Dataset entries
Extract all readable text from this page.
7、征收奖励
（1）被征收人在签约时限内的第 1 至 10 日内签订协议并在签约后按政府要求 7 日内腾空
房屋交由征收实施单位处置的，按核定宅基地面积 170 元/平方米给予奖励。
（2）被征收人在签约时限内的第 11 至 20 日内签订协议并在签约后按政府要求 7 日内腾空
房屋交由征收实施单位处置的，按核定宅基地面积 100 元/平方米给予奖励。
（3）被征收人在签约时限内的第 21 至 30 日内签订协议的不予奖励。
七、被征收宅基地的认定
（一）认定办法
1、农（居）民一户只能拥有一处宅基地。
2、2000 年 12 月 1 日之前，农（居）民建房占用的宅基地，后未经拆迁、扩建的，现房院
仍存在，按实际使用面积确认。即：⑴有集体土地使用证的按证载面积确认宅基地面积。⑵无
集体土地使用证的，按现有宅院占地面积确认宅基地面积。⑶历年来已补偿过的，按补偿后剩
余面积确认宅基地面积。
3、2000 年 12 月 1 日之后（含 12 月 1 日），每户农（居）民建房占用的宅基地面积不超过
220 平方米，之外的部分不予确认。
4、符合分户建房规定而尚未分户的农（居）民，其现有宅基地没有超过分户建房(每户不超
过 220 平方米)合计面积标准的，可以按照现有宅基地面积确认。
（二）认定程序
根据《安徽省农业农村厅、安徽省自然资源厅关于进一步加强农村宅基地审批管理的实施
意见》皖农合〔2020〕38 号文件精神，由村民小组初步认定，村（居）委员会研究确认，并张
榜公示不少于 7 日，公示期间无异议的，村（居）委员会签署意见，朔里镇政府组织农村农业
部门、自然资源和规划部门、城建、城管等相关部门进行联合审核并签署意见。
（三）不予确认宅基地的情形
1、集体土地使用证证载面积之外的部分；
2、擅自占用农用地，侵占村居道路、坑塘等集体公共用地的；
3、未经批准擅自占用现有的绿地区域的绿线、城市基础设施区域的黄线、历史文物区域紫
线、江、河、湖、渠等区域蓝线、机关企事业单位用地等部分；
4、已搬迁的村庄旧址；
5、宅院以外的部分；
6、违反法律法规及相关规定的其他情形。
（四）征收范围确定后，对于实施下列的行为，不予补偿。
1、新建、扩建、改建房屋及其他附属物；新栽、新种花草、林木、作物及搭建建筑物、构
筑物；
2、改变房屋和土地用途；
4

...

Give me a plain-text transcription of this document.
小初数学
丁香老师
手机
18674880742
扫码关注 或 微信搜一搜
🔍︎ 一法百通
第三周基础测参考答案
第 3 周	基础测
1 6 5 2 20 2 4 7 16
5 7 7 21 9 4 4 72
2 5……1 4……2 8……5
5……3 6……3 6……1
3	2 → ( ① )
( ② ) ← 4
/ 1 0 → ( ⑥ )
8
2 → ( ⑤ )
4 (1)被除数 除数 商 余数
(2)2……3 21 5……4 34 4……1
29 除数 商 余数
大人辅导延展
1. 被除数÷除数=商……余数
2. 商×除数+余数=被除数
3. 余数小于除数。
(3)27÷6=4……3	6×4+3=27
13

> [Exercise objective]:
Copy out every line holding the string "日内签订协议并在签约后按政府要求".

> [Reply]:
（1）被征收人在签约时限内的第 1 至 10 日内签订协议并在签约后按政府要求 7 日内腾空
（2）被征收人在签约时限内的第 11 至 20 日内签订协议并在签约后按政府要求 7 日内腾空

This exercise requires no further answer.